--- BEGIN ---

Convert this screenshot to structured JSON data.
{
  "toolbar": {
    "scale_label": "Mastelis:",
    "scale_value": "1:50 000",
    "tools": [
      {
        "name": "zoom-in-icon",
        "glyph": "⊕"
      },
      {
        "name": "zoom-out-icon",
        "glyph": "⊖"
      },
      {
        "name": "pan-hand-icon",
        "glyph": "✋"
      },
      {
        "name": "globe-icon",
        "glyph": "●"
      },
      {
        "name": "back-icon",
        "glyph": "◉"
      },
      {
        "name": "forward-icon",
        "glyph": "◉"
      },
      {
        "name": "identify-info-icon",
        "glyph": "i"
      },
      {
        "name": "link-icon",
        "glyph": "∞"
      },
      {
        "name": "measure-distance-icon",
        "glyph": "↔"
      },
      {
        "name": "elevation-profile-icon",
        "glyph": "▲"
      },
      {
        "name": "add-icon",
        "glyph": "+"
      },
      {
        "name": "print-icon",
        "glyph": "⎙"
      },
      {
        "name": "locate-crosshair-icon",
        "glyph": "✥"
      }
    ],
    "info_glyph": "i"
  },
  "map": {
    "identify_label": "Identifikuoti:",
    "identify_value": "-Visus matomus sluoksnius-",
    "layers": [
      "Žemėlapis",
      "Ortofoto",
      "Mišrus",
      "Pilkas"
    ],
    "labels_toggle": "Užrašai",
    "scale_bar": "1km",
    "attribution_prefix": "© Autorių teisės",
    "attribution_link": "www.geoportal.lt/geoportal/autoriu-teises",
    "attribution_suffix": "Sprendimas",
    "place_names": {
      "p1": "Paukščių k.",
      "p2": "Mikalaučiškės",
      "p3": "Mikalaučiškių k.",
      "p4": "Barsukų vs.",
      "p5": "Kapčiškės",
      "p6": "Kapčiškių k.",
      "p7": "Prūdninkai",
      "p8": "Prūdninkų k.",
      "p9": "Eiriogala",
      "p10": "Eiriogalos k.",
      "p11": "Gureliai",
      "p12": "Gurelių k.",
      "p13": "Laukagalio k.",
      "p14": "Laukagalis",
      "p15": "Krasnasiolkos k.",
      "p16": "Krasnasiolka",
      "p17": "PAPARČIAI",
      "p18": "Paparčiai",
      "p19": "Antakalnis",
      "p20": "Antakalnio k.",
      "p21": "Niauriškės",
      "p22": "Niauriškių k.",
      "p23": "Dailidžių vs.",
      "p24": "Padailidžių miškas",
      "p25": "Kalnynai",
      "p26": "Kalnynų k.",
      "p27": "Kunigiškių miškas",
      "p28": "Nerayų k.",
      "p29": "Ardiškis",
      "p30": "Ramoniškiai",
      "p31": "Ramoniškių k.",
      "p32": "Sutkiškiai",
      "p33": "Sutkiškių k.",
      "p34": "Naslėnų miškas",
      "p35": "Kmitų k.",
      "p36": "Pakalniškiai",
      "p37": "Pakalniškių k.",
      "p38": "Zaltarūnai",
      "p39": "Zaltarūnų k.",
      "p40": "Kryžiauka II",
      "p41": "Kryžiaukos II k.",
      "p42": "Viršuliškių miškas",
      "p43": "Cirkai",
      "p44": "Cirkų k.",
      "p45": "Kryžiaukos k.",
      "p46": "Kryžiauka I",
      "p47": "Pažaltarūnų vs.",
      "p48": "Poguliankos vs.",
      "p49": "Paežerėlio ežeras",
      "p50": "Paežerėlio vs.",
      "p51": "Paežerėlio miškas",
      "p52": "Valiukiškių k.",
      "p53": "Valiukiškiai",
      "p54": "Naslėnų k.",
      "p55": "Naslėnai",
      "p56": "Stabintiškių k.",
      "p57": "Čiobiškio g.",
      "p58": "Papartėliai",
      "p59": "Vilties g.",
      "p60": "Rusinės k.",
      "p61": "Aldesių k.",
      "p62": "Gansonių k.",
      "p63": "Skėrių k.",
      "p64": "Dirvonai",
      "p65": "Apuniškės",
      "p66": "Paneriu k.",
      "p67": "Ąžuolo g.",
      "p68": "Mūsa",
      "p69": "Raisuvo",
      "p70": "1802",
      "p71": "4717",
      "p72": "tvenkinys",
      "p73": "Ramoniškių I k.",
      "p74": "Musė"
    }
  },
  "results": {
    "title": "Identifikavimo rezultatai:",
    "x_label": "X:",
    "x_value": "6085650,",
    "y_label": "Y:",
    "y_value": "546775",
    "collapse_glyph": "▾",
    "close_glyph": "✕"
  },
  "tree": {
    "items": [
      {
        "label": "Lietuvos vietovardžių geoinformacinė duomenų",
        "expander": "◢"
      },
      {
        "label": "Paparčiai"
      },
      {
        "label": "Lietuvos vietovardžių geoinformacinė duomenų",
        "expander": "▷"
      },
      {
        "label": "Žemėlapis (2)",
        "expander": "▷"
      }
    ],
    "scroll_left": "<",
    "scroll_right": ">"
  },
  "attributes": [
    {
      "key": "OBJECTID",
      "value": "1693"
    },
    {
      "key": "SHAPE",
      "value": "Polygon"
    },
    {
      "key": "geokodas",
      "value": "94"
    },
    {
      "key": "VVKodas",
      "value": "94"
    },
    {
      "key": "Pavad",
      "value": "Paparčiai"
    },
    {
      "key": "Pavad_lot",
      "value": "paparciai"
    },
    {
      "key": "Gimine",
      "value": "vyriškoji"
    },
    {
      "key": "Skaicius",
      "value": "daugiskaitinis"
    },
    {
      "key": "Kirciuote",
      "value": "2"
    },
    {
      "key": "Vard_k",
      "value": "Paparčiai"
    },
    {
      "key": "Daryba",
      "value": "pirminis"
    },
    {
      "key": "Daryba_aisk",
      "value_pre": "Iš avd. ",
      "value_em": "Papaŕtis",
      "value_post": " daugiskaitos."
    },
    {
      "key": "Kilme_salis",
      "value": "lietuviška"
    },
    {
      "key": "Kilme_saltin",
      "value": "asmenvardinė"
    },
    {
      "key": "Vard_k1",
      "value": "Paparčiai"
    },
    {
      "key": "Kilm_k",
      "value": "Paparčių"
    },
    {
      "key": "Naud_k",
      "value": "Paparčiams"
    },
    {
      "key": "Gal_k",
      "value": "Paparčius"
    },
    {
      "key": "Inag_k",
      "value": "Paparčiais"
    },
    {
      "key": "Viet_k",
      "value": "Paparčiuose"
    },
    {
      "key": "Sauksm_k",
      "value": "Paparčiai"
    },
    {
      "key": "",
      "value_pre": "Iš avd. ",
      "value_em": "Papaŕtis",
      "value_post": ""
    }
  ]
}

--- END ---

*Challenge:* Copy out each line in the listing that has the word "miškas".

*Expected answer:*
      "p24": "Padailidžių miškas",
      "p27": "Kunigiškių miškas",
      "p34": "Naslėnų miškas",
      "p42": "Viršuliškių miškas",
      "p51": "Paežerėlio miškas",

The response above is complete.